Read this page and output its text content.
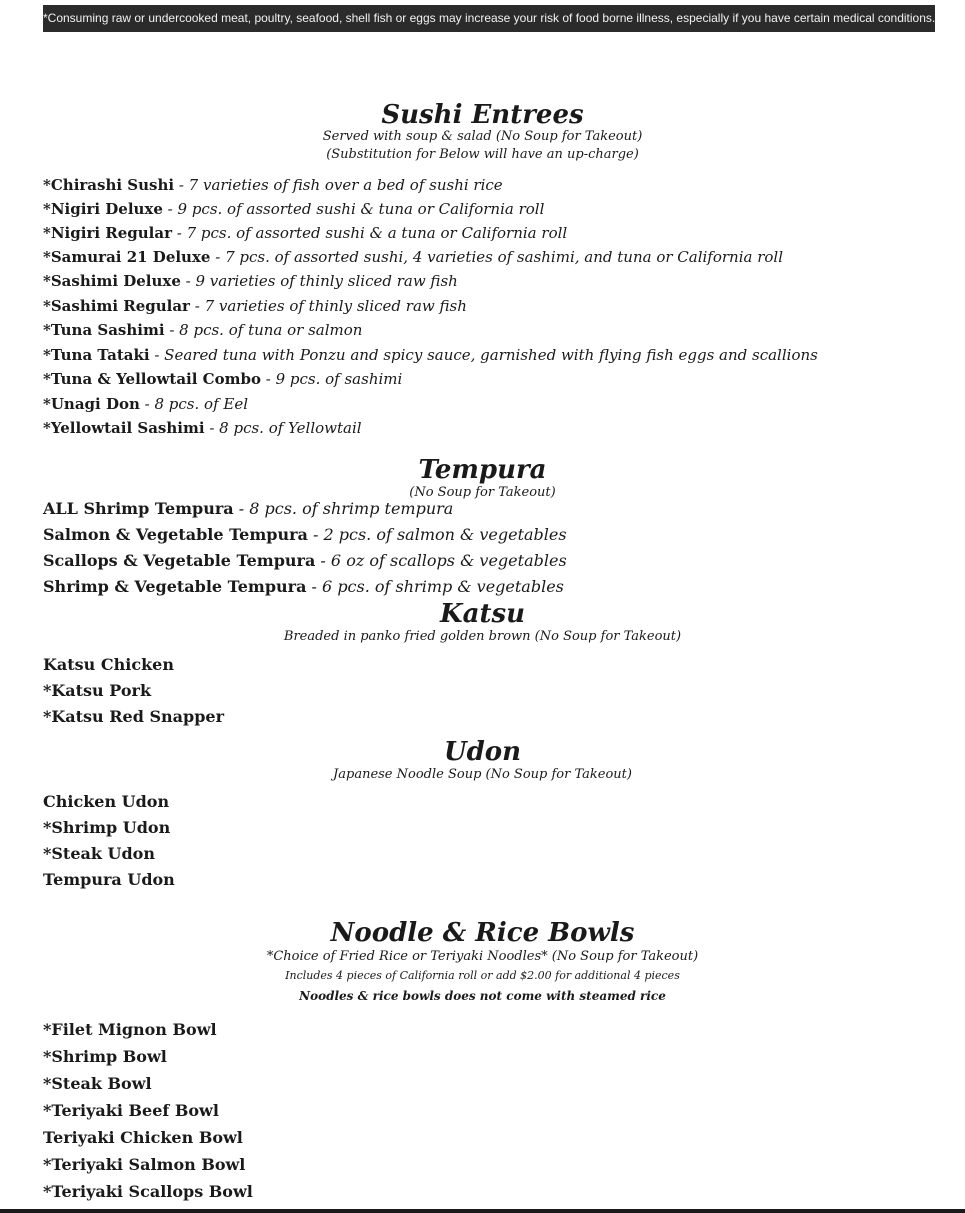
*Consuming raw or undercooked meat, poultry, seafood, shell fish or eggs may increase your risk of food borne illness, especially if you have certain medical conditions.
Sushi Entrees
Served with soup & salad (No Soup for Takeout)
(Substitution for Below will have an up-charge)
*Chirashi Sushi - 7 varieties of fish over a bed of sushi rice
*Nigiri Deluxe - 9 pcs. of assorted sushi & tuna or California roll
*Nigiri Regular - 7 pcs. of assorted sushi & a tuna or California roll
*Samurai 21 Deluxe - 7 pcs. of assorted sushi, 4 varieties of sashimi, and tuna or California roll
*Sashimi Deluxe - 9 varieties of thinly sliced raw fish
*Sashimi Regular - 7 varieties of thinly sliced raw fish
*Tuna Sashimi - 8 pcs. of tuna or salmon
*Tuna Tataki - Seared tuna with Ponzu and spicy sauce, garnished with flying fish eggs and scallions
*Tuna & Yellowtail Combo - 9 pcs. of sashimi
*Unagi Don - 8 pcs. of Eel
*Yellowtail Sashimi - 8 pcs. of Yellowtail
Tempura
(No Soup for Takeout)
ALL Shrimp Tempura - 8 pcs. of shrimp tempura
Salmon & Vegetable Tempura - 2 pcs. of salmon & vegetables
Scallops & Vegetable Tempura - 6 oz of scallops & vegetables
Shrimp & Vegetable Tempura - 6 pcs. of shrimp & vegetables
Katsu
Breaded in panko fried golden brown (No Soup for Takeout)
Katsu Chicken
*Katsu Pork
*Katsu Red Snapper
Udon
Japanese Noodle Soup (No Soup for Takeout)
Chicken Udon
*Shrimp Udon
*Steak Udon
Tempura Udon
Noodle & Rice Bowls
*Choice of Fried Rice or Teriyaki Noodles* (No Soup for Takeout)
Includes 4 pieces of California roll or add $2.00 for additional 4 pieces
Noodles & rice bowls does not come with steamed rice
*Filet Mignon Bowl
*Shrimp Bowl
*Steak Bowl
*Teriyaki Beef Bowl
Teriyaki Chicken Bowl
*Teriyaki Salmon Bowl
*Teriyaki Scallops Bowl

(WHAT THIS TASK INVOLVES) All of the entries need to be transcribed word for word; pictures are left out.

(EXPECTED ANSWER)
Read this page and output its text content.
*Consuming raw or undercooked meat, poultry, seafood, shell fish or eggs may increase your risk of food borne illness, especially if you have certain medical conditions.
Sushi Entrees
Served with soup & salad (No Soup for Takeout)
(Substitution for Below will have an up-charge)
*Chirashi Sushi - 7 varieties of fish over a bed of sushi rice
*Nigiri Deluxe - 9 pcs. of assorted sushi & tuna or California roll
*Nigiri Regular - 7 pcs. of assorted sushi & a tuna or California roll
*Samurai 21 Deluxe - 7 pcs. of assorted sushi, 4 varieties of sashimi, and tuna or California roll
*Sashimi Deluxe - 9 varieties of thinly sliced raw fish
*Sashimi Regular - 7 varieties of thinly sliced raw fish
*Tuna Sashimi - 8 pcs. of tuna or salmon
*Tuna Tataki - Seared tuna with Ponzu and spicy sauce, garnished with flying fish eggs and scallions
*Tuna & Yellowtail Combo - 9 pcs. of sashimi
*Unagi Don - 8 pcs. of Eel
*Yellowtail Sashimi - 8 pcs. of Yellowtail
Tempura
(No Soup for Takeout)
ALL Shrimp Tempura - 8 pcs. of shrimp tempura
Salmon & Vegetable Tempura - 2 pcs. of salmon & vegetables
Scallops & Vegetable Tempura - 6 oz of scallops & vegetables
Shrimp & Vegetable Tempura - 6 pcs. of shrimp & vegetables
Katsu
Breaded in panko fried golden brown (No Soup for Takeout)
Katsu Chicken
*Katsu Pork
*Katsu Red Snapper
Udon
Japanese Noodle Soup (No Soup for Takeout)
Chicken Udon
*Shrimp Udon
*Steak Udon
Tempura Udon
Noodle & Rice Bowls
*Choice of Fried Rice or Teriyaki Noodles* (No Soup for Takeout)
Includes 4 pieces of California roll or add $2.00 for additional 4 pieces
Noodles & rice bowls does not come with steamed rice
*Filet Mignon Bowl
*Shrimp Bowl
*Steak Bowl
*Teriyaki Beef Bowl
Teriyaki Chicken Bowl
*Teriyaki Salmon Bowl
*Teriyaki Scallops Bowl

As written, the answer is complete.